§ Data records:
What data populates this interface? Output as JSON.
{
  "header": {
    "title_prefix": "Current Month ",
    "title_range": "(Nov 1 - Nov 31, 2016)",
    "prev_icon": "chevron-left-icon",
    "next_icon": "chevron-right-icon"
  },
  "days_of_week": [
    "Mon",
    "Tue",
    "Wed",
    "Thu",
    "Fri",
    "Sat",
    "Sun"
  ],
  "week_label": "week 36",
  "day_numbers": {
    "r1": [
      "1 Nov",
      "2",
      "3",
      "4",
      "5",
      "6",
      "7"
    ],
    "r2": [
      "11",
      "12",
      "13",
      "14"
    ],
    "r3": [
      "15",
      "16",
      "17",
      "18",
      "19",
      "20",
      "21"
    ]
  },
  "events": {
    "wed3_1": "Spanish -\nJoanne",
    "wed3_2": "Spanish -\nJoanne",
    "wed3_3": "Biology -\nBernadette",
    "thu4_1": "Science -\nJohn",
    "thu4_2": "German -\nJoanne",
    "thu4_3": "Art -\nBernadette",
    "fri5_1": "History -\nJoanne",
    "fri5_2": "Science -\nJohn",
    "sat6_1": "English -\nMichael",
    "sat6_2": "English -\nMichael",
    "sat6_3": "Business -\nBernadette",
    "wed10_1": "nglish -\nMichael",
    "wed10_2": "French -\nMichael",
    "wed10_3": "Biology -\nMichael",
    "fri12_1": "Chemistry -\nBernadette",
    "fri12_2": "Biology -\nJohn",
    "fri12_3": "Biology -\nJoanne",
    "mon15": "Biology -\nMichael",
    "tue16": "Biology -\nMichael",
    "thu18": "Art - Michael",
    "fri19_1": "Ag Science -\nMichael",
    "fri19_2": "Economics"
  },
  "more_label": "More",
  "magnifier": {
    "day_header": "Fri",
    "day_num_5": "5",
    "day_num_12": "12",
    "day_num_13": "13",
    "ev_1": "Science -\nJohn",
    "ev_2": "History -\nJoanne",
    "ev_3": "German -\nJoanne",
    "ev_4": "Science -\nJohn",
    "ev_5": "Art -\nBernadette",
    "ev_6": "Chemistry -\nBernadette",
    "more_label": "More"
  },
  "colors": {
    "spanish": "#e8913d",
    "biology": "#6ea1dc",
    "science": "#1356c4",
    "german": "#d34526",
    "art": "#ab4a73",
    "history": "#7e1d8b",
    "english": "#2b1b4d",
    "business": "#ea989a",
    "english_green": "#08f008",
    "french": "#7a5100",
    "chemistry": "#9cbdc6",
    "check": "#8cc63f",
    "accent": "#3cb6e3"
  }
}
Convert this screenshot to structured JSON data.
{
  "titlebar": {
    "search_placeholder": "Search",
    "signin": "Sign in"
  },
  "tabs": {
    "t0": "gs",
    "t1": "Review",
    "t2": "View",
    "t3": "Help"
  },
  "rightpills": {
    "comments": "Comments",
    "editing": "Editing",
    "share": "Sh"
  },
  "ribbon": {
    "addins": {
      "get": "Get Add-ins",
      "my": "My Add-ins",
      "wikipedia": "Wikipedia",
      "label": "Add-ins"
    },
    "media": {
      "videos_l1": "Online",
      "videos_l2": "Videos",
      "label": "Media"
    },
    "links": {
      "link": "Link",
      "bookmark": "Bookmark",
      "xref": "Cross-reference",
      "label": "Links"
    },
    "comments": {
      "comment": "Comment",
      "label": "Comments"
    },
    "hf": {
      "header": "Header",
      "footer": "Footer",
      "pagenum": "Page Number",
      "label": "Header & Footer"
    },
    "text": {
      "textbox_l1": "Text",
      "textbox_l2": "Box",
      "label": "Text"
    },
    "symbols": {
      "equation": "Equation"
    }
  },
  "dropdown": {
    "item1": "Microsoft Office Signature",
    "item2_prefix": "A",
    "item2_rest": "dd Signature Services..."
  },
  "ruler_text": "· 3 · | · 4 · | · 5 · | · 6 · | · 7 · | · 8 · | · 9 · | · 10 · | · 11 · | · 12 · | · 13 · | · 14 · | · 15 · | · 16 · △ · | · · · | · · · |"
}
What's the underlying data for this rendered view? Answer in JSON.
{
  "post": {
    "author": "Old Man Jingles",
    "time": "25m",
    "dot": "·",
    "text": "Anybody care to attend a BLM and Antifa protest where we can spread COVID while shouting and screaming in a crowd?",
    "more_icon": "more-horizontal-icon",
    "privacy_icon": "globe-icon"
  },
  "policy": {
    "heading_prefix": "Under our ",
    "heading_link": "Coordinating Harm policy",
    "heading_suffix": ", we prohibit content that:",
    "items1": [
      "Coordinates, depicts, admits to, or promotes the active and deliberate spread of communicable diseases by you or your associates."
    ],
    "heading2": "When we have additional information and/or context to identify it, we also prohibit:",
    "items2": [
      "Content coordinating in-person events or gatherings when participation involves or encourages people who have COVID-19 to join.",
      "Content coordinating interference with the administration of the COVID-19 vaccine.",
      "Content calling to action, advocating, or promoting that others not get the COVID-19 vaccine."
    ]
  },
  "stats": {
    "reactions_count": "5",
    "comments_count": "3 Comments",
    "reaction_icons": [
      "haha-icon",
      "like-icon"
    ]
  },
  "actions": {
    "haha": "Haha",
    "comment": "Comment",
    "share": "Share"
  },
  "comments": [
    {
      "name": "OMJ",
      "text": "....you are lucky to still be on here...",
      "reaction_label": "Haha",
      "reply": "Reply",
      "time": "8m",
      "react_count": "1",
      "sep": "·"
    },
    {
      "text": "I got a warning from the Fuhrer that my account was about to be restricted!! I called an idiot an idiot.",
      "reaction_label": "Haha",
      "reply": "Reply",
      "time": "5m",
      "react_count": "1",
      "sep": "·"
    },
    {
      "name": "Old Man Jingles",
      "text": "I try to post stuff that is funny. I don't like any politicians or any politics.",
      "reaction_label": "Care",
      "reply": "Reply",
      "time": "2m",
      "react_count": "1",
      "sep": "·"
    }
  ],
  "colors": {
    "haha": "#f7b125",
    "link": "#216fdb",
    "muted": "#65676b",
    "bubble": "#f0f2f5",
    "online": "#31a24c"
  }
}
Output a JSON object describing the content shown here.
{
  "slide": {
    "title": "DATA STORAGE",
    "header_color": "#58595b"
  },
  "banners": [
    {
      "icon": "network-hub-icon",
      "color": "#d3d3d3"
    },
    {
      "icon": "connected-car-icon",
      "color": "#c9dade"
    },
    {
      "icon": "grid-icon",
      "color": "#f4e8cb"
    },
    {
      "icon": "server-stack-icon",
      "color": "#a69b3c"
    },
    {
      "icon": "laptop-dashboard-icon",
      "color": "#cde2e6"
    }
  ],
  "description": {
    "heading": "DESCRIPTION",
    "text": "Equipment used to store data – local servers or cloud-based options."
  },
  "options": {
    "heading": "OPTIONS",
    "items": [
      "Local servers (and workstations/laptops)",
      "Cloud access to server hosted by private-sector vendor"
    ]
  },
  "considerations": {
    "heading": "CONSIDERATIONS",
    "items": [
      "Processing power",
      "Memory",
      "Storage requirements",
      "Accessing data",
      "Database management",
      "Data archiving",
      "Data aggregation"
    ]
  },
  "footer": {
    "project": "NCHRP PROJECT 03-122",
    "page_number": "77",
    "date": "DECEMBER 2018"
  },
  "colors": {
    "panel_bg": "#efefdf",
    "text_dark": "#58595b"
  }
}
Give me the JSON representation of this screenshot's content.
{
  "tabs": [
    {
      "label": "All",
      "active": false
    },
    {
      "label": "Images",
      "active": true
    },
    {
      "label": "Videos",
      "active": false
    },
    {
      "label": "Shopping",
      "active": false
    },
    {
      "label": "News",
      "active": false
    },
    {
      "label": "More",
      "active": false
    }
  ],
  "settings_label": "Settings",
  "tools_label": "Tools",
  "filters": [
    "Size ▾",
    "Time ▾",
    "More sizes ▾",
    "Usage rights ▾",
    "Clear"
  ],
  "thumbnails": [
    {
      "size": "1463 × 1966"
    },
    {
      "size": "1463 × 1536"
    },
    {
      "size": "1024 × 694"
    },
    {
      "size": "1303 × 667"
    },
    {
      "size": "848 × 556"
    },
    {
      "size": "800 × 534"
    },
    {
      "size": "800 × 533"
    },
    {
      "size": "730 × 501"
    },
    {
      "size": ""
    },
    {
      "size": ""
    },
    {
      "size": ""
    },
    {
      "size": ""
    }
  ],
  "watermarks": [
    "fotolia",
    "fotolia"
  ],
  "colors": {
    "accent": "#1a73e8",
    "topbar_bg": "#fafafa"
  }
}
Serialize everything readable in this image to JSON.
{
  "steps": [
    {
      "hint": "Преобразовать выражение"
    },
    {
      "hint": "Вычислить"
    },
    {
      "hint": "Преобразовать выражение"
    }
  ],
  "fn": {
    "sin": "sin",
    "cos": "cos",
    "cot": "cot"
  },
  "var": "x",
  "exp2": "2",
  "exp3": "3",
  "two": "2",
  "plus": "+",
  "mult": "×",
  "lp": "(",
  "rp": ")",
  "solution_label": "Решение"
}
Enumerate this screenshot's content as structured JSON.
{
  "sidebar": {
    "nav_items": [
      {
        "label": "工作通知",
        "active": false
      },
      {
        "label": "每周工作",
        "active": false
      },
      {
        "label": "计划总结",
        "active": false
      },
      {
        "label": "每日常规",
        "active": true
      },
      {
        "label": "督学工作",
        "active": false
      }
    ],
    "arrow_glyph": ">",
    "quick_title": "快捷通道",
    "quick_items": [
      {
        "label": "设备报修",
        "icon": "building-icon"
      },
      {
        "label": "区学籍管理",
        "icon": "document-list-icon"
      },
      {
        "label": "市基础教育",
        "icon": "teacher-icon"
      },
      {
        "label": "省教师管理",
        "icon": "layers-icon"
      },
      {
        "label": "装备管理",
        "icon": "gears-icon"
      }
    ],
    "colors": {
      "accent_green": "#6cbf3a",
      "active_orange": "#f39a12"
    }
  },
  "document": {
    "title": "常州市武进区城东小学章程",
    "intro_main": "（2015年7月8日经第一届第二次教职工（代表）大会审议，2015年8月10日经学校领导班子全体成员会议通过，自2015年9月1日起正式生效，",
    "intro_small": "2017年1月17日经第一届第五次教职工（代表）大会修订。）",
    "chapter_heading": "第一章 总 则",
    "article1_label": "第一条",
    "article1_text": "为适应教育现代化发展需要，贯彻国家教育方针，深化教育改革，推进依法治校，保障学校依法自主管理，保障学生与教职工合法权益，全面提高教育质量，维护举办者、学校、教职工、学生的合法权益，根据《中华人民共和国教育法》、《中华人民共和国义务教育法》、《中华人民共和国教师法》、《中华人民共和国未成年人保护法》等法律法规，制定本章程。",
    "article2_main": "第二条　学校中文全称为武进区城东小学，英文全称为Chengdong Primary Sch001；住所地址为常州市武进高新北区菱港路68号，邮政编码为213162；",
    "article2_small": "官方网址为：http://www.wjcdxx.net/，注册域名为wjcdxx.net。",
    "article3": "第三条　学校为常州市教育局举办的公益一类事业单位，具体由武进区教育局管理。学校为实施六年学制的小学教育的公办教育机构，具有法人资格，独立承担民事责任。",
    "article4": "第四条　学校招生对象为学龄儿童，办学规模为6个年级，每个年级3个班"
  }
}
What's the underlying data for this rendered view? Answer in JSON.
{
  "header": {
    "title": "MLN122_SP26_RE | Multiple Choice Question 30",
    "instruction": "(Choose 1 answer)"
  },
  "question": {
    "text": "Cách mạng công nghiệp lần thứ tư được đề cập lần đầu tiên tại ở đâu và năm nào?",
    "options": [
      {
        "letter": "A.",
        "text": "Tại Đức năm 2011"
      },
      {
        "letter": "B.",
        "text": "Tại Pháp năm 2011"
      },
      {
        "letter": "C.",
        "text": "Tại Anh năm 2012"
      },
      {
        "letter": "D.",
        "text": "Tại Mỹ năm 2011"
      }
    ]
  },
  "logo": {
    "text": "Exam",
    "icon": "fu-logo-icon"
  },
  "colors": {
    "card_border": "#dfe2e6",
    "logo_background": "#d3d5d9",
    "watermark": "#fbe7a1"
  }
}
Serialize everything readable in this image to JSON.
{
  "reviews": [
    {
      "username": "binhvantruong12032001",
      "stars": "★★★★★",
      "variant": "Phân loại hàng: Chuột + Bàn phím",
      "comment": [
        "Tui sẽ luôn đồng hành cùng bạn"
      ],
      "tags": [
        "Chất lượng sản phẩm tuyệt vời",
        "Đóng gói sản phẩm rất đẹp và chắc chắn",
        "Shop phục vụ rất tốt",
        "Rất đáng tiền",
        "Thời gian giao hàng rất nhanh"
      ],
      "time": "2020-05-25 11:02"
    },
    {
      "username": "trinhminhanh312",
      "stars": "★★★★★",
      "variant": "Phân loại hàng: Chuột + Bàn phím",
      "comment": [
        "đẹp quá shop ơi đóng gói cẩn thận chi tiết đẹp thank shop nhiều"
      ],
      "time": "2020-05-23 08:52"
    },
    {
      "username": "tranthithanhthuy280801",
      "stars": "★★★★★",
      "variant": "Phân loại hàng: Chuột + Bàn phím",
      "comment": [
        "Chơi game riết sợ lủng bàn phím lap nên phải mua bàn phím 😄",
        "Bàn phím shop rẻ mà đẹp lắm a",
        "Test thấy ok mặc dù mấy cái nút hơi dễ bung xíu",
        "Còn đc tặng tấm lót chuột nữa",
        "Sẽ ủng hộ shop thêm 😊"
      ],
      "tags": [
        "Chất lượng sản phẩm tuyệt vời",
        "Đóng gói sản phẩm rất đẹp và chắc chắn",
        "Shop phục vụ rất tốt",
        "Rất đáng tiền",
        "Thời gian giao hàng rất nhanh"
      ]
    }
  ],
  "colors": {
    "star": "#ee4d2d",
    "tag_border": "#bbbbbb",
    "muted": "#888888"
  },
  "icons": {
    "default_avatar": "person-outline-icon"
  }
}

§ TASK INSTRUCTIONS:
All lines in the data that contain the word "nJohn" should be copied.

§ FINISHED EXERCISE:
    "thu4_1": "Science -\nJohn",
    "fri5_2": "Science -\nJohn",
    "fri12_2": "Biology -\nJohn",
    "ev_1": "Science -\nJohn",
    "ev_4": "Science -\nJohn",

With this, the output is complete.